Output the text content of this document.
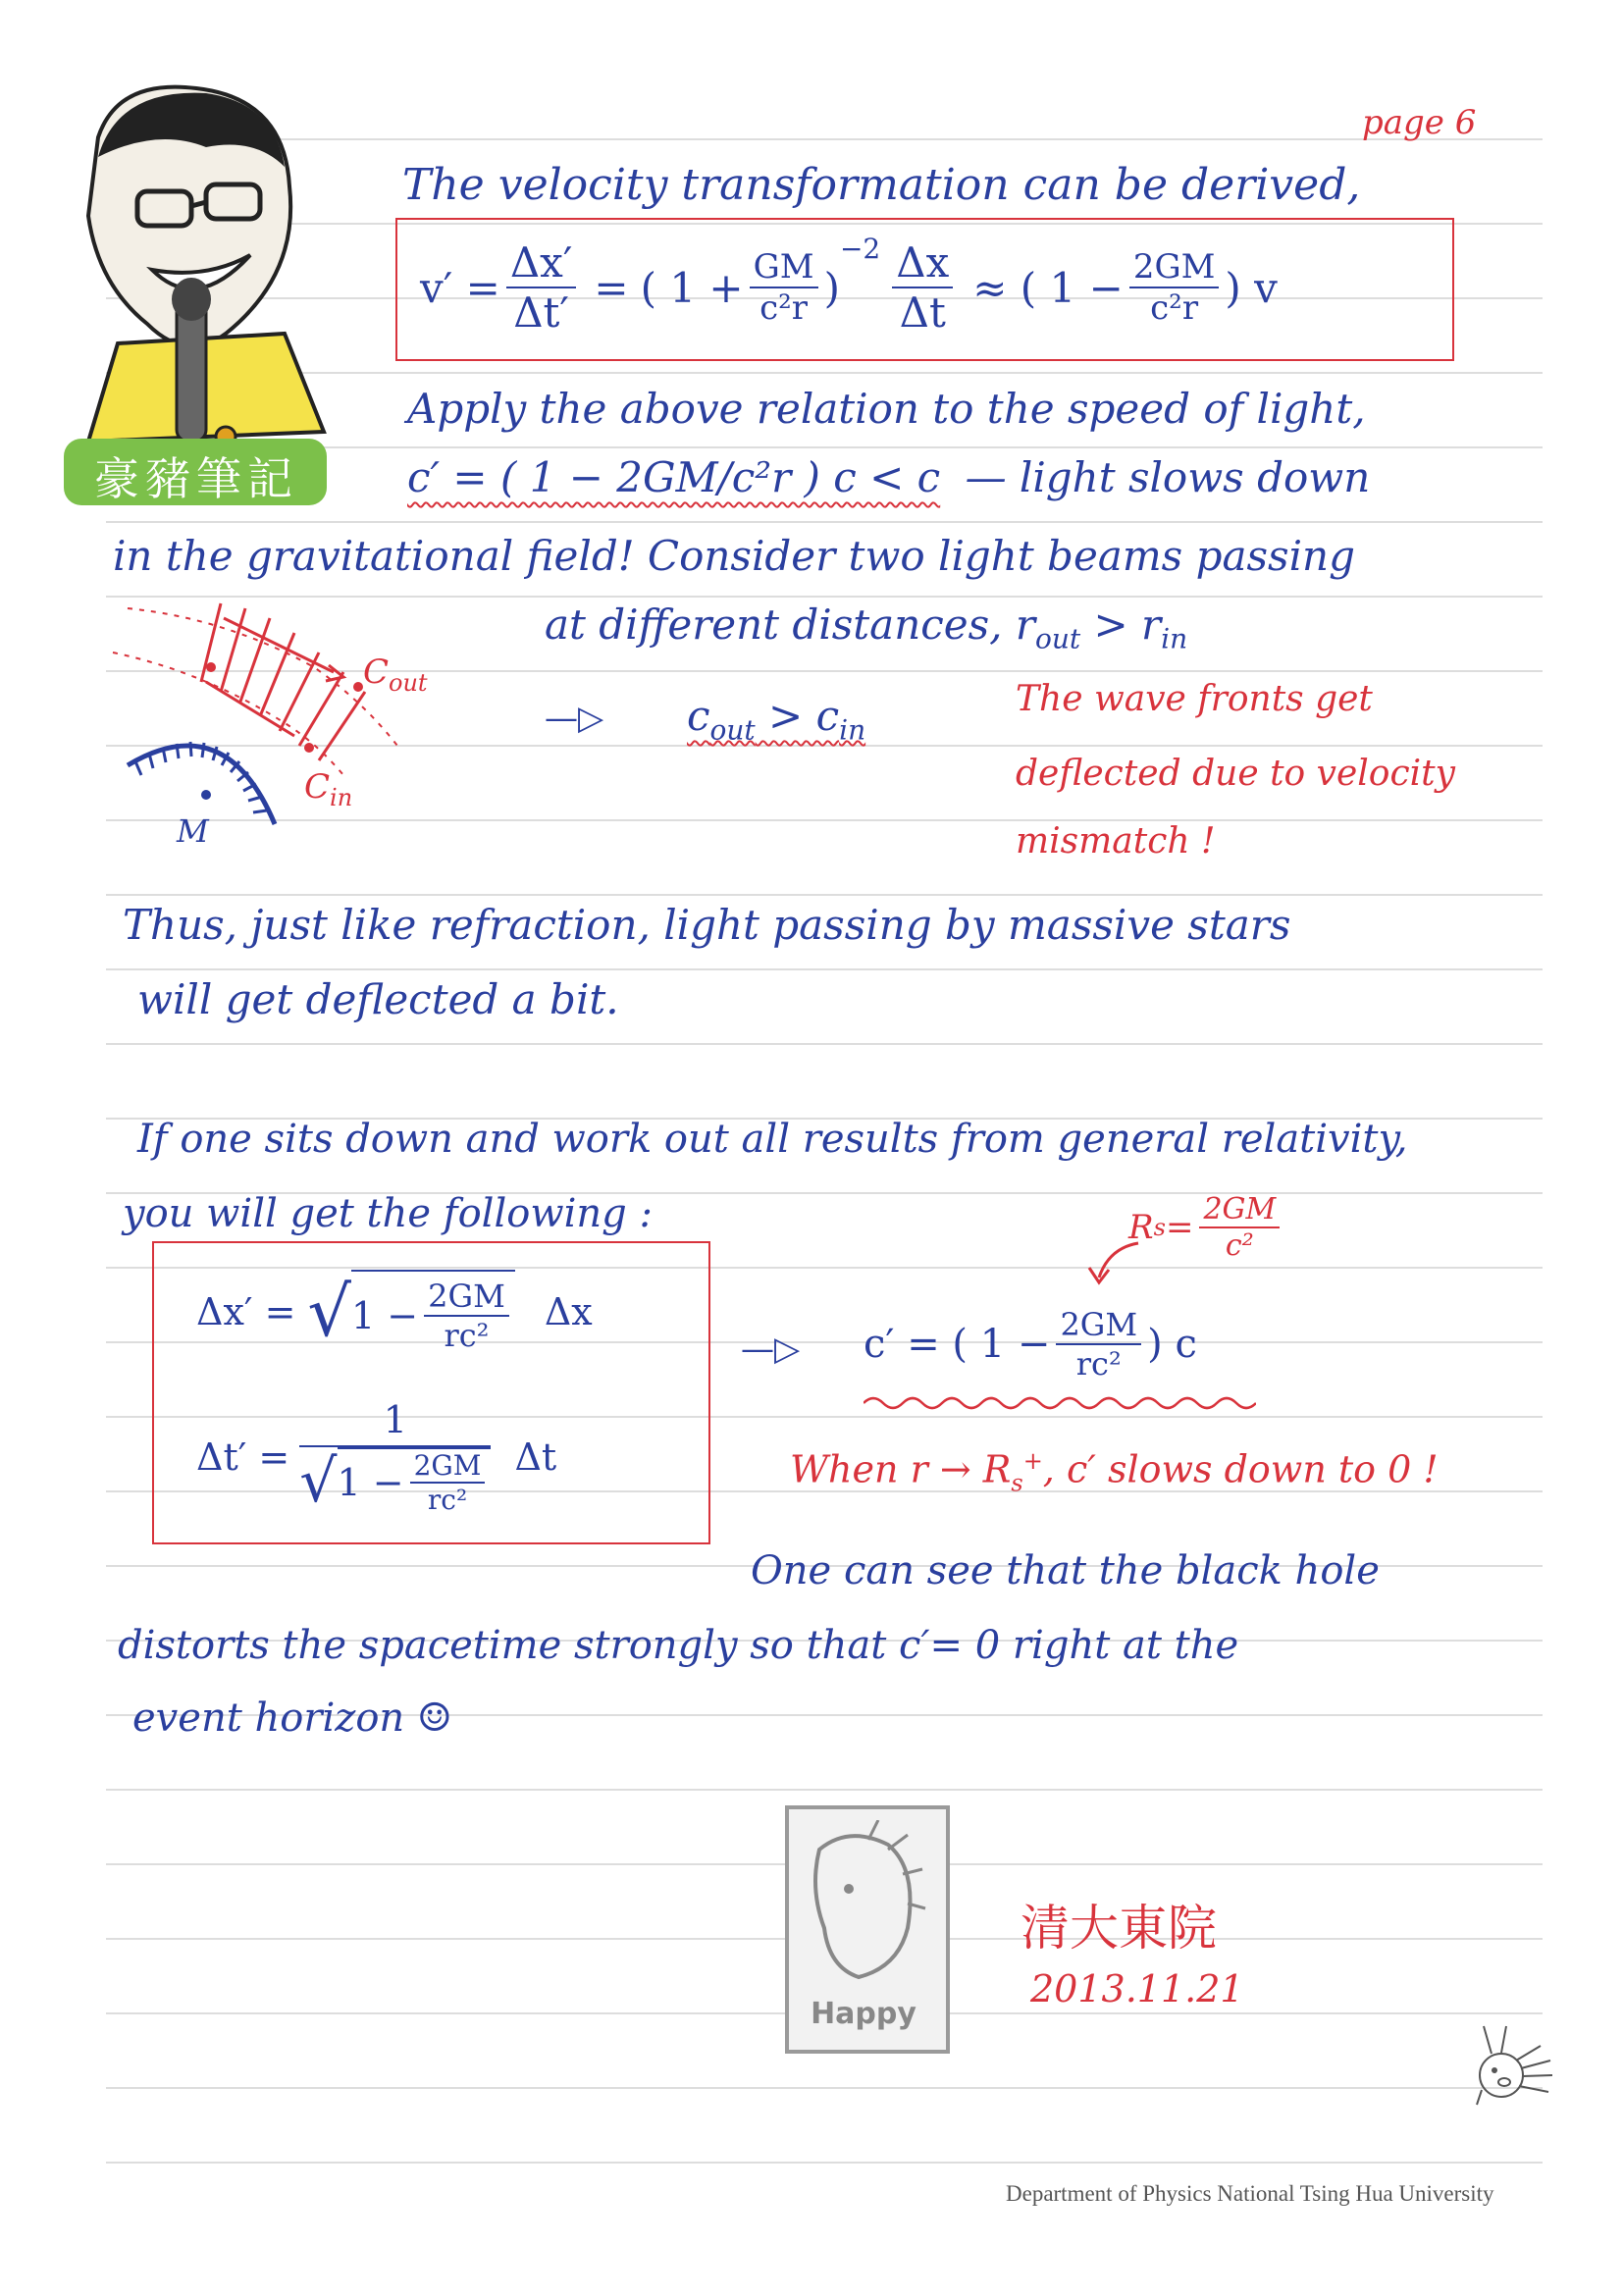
page 6
豪豬筆記
The velocity transformation can be derived,
$v' = \frac{\Delta x'}{\Delta t'}$ = ( $1 + \frac{GM}{\text{c²r}}$ )
$-2 \frac{\Delta x}{\Delta t}$ ≈ ( $1 - \frac{2GM}{\text{c²r}}$ ) v
Apply the above relation to the speed of light,
c′ = ( 1 − 2GM/c²r ) c < c — light slows down
in the gravitational field! Consider two light beams passing
at different distances, $r_{out} > r_{in}$
$C_{out}$
$C_{in}$
M
—▷ $c_{out} > c_{in}$
The wave fronts get
deflected due to velocity
mismatch !
Thus, just like refraction, light passing by massive stars
will get deflected a bit.
If one sits down and work out all results from general relativity,
you will get the following :
Δx′ = √ $1 - \frac{2GM}{\text{rc²}}$ Δx
Δt′ =
1
√ $1 - \frac{2GM}{\text{rc²}}$ Δt
R $s = \frac{2GM}{\text{c²}}$
—▷ c′ = ( $1 - \frac{2GM}{\text{rc²}}$ ) c
When $r \to R_s^+$, c′ slows down to 0 !
One can see that the black hole
distorts the spacetime strongly so that c′= 0 right at the
event horizon ☺
Happy
清大東院
2013.11.21
Department of Physics National Tsing Hua University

════════════════

--- DO THIS ---
Find the lines that include the string "slows", then copy each of them.

--- WRITTEN RESPONSE ---
c′ = ( 1 − 2GM/c²r ) c < c — light slows down
When $r \to R_s^+$, c′ slows down to 0 !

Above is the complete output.